##### Records to process

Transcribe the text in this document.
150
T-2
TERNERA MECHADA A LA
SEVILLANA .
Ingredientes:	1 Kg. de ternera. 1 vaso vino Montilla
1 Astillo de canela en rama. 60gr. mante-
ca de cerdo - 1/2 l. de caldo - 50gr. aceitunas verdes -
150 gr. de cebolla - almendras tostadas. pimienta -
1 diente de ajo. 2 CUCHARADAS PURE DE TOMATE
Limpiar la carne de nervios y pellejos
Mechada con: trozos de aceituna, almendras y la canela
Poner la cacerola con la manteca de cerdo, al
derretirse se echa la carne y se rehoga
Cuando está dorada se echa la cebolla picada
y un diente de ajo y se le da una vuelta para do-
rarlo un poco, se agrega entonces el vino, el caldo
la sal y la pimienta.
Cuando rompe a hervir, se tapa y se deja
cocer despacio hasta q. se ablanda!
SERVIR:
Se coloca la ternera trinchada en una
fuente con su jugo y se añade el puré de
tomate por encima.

##########
##### Records to process

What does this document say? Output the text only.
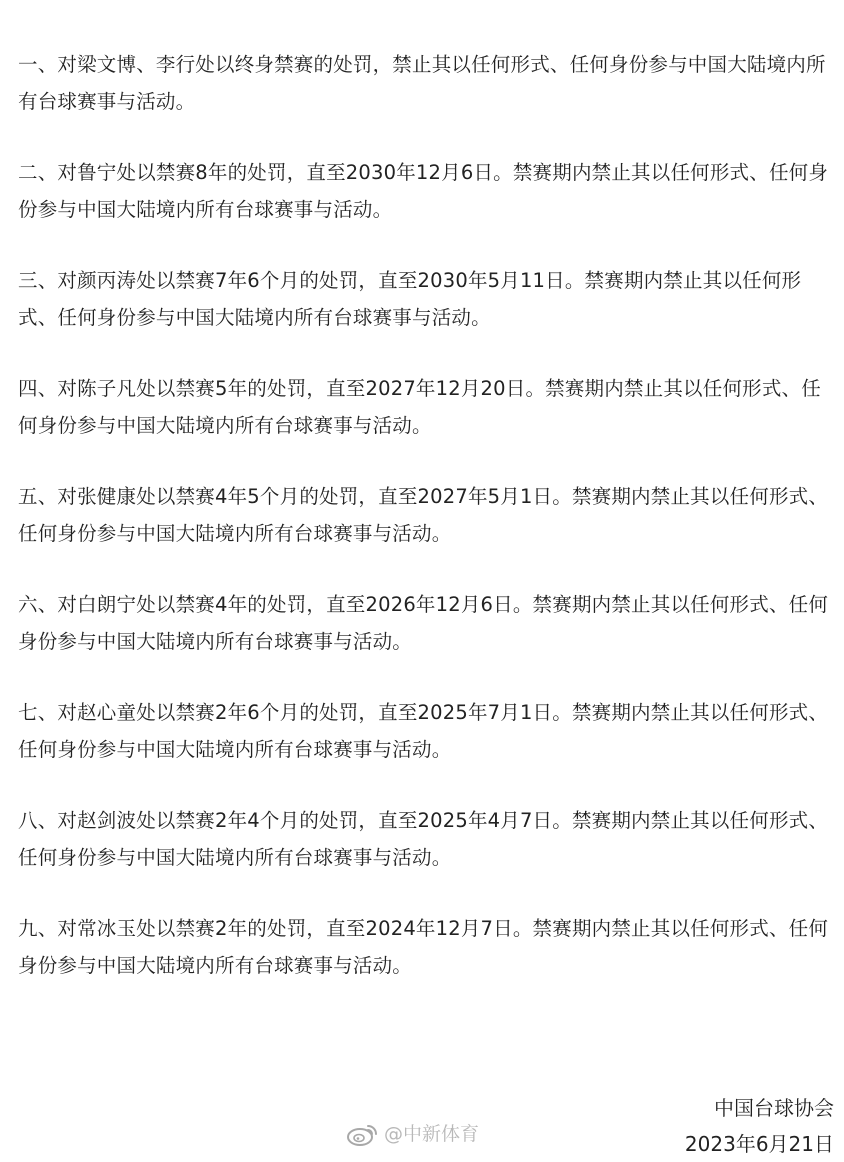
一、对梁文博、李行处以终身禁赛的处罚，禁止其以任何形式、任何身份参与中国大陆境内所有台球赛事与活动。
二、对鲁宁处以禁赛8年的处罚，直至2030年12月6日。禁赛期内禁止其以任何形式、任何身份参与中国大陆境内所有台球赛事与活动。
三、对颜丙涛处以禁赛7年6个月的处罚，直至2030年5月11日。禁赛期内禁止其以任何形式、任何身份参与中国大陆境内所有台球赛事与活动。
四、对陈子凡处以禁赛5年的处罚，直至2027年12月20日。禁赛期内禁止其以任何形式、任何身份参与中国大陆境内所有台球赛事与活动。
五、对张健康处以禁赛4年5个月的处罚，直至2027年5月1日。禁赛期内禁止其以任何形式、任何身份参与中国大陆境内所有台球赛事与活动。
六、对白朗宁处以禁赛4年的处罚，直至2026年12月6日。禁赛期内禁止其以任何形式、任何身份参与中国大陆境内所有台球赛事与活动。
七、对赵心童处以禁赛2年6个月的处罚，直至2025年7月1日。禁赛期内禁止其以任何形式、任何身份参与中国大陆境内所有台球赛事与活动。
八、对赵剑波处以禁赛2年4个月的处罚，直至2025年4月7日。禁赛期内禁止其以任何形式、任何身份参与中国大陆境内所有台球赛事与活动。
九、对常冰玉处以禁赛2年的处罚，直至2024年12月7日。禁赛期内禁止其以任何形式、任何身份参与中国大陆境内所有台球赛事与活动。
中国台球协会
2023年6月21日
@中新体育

##########
##### Records to process

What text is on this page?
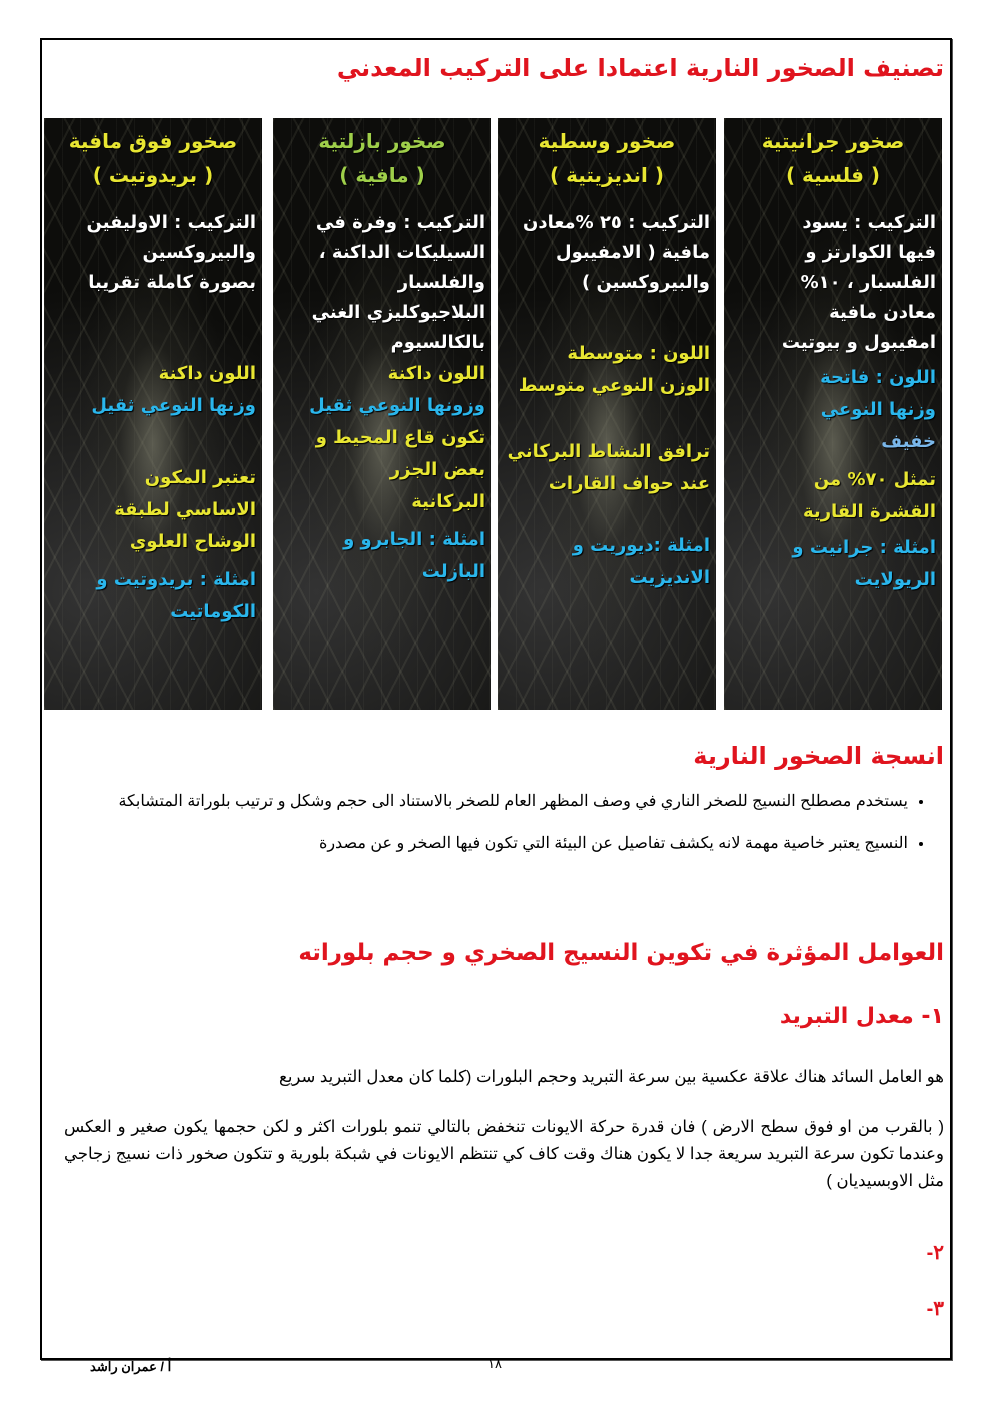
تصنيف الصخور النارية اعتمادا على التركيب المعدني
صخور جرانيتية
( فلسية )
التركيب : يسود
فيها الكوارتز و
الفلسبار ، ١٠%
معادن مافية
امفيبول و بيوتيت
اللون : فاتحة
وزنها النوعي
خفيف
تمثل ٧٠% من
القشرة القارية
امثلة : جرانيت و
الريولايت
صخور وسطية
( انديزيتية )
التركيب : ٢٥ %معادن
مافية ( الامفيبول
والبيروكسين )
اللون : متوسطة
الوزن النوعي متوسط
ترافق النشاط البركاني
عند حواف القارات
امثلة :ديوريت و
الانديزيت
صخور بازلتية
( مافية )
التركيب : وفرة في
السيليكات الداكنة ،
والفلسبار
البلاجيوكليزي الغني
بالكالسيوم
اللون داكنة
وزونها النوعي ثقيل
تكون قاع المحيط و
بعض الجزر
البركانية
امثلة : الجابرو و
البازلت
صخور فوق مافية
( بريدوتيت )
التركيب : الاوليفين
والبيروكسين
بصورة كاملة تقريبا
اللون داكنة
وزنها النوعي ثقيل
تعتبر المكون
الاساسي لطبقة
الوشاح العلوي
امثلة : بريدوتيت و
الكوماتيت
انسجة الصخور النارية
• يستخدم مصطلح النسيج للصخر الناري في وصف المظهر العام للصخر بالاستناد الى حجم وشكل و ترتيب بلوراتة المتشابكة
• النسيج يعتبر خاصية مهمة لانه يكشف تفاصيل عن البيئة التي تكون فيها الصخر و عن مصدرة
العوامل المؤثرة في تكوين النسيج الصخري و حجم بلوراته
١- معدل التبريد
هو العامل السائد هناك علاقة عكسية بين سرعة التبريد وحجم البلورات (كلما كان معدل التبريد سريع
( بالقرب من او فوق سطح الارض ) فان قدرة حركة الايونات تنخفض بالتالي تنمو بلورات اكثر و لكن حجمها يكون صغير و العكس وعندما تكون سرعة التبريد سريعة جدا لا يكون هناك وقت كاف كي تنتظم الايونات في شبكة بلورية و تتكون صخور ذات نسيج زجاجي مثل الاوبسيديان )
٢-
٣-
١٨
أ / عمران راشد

##########

Goal = Pull out every line of the entries that includes the word "النوعي".

Solution to this task =
وزنها النوعي
الوزن النوعي متوسط
وزونها النوعي ثقيل
وزنها النوعي ثقيل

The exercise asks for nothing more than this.